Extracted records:
══════════

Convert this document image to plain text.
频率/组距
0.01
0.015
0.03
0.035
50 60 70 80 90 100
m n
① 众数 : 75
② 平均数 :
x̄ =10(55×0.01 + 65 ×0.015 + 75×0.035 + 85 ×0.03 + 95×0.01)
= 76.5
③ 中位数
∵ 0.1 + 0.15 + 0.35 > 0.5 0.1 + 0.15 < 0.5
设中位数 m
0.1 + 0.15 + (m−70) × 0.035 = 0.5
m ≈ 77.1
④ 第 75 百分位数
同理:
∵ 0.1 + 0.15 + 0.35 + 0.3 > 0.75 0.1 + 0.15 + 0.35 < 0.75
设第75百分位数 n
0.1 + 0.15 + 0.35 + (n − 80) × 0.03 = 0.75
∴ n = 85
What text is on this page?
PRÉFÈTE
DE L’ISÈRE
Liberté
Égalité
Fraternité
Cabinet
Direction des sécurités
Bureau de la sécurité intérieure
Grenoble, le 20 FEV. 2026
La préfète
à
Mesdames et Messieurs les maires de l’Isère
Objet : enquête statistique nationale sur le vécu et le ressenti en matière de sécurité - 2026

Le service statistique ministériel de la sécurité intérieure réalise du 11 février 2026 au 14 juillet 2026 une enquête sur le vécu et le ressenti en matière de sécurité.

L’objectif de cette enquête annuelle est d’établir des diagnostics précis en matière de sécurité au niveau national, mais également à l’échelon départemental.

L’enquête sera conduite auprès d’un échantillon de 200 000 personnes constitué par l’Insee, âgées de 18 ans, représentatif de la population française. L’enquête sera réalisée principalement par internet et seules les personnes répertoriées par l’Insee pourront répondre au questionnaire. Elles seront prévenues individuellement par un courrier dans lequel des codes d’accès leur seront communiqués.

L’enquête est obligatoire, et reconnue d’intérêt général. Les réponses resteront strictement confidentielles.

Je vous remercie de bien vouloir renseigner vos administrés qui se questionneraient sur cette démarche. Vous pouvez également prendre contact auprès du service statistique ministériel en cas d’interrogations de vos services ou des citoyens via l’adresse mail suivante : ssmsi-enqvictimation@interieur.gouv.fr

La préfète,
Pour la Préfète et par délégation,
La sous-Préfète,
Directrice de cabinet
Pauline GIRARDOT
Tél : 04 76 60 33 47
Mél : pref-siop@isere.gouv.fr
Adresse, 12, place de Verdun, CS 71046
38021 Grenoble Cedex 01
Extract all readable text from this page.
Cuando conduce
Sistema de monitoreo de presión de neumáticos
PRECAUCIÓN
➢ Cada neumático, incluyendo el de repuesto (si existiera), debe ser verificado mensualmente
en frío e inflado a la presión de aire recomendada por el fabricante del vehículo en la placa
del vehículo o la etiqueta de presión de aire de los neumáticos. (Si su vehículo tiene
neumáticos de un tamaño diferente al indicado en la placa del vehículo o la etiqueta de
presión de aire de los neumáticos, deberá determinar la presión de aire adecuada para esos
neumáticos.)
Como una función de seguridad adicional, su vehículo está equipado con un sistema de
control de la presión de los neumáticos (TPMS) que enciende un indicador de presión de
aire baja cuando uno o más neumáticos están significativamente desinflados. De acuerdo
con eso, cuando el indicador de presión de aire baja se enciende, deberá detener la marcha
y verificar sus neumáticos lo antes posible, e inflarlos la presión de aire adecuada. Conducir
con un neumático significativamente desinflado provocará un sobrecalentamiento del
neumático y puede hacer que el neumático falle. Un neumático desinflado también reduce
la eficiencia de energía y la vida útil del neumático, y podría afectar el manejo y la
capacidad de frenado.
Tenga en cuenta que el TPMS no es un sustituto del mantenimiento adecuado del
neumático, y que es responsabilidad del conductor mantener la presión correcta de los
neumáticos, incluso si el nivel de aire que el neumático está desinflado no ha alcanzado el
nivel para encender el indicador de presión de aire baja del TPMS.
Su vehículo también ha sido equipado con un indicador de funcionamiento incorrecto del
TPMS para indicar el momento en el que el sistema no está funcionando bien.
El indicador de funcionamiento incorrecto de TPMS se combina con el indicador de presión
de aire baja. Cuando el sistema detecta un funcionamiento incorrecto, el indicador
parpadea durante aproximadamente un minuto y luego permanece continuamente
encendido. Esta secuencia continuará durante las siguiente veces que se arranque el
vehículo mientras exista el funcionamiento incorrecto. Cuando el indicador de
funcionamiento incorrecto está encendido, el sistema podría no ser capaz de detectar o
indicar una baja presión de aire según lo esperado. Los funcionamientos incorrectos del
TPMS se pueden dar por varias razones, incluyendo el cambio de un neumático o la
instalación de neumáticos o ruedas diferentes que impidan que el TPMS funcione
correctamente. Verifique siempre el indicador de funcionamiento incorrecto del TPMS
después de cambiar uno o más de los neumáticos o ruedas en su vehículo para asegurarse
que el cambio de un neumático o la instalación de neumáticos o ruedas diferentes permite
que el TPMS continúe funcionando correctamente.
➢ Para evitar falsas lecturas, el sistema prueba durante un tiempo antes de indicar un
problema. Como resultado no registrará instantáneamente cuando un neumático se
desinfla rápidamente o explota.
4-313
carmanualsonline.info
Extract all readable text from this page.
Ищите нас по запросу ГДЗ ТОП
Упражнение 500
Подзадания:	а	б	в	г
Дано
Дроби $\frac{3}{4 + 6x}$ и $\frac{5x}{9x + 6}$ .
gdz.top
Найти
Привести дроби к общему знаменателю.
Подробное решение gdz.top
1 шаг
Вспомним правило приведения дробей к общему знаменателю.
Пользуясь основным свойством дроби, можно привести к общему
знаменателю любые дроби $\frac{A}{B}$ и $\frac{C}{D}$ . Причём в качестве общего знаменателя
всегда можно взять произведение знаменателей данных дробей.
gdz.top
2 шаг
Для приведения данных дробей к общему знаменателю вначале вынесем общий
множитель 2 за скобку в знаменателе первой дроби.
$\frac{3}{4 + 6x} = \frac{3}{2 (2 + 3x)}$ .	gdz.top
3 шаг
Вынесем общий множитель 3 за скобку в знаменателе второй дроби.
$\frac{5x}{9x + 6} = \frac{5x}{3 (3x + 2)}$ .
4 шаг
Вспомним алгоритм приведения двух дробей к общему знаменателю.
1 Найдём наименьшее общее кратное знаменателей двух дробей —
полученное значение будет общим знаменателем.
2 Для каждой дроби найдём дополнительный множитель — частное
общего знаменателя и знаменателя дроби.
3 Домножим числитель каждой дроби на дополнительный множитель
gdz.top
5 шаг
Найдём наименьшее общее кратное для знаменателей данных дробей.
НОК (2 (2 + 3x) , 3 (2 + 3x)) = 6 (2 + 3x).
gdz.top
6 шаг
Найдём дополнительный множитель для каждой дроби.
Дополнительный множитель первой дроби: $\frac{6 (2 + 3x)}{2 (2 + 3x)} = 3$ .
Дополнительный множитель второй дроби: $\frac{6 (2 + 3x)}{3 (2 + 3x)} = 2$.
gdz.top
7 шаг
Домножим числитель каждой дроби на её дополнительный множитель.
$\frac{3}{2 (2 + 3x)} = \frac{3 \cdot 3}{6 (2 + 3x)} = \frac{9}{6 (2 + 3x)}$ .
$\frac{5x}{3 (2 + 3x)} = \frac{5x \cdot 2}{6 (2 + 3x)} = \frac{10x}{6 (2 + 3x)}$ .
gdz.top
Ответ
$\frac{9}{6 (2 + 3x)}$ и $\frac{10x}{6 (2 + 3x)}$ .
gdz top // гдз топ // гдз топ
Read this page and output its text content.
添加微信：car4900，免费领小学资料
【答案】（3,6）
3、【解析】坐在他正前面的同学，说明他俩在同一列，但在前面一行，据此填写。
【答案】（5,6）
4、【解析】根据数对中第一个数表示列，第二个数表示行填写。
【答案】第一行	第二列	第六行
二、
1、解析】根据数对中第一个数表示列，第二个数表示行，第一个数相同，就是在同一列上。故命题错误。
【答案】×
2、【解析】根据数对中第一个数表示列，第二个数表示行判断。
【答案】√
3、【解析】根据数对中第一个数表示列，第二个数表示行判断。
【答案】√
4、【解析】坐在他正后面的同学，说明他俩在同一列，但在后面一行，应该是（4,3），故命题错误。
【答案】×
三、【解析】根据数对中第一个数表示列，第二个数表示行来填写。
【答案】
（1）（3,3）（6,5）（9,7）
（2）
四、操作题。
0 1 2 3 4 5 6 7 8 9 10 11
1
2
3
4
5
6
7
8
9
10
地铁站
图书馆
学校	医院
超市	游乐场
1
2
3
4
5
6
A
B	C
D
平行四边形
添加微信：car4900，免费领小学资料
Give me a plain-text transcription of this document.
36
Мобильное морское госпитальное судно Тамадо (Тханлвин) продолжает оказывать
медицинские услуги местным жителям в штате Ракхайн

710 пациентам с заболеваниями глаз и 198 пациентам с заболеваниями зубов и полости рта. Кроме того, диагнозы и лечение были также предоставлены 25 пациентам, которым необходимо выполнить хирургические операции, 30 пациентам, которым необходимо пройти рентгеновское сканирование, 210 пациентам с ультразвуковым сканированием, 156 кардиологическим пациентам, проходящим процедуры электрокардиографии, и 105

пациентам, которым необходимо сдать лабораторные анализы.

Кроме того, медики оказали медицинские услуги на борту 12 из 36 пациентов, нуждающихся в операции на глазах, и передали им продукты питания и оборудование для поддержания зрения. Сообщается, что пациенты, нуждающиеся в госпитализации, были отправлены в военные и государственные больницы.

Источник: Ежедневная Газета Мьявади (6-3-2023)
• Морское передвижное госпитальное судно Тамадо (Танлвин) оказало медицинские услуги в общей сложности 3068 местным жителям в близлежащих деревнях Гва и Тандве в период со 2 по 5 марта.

══════════

THE PROBLEM> Copy each line that holds the word "кратное".

ANSWER TO THE TASK>
1 Найдём наименьшее общее кратное знаменателей двух дробей —
Найдём наименьшее общее кратное для знаменателей данных дробей.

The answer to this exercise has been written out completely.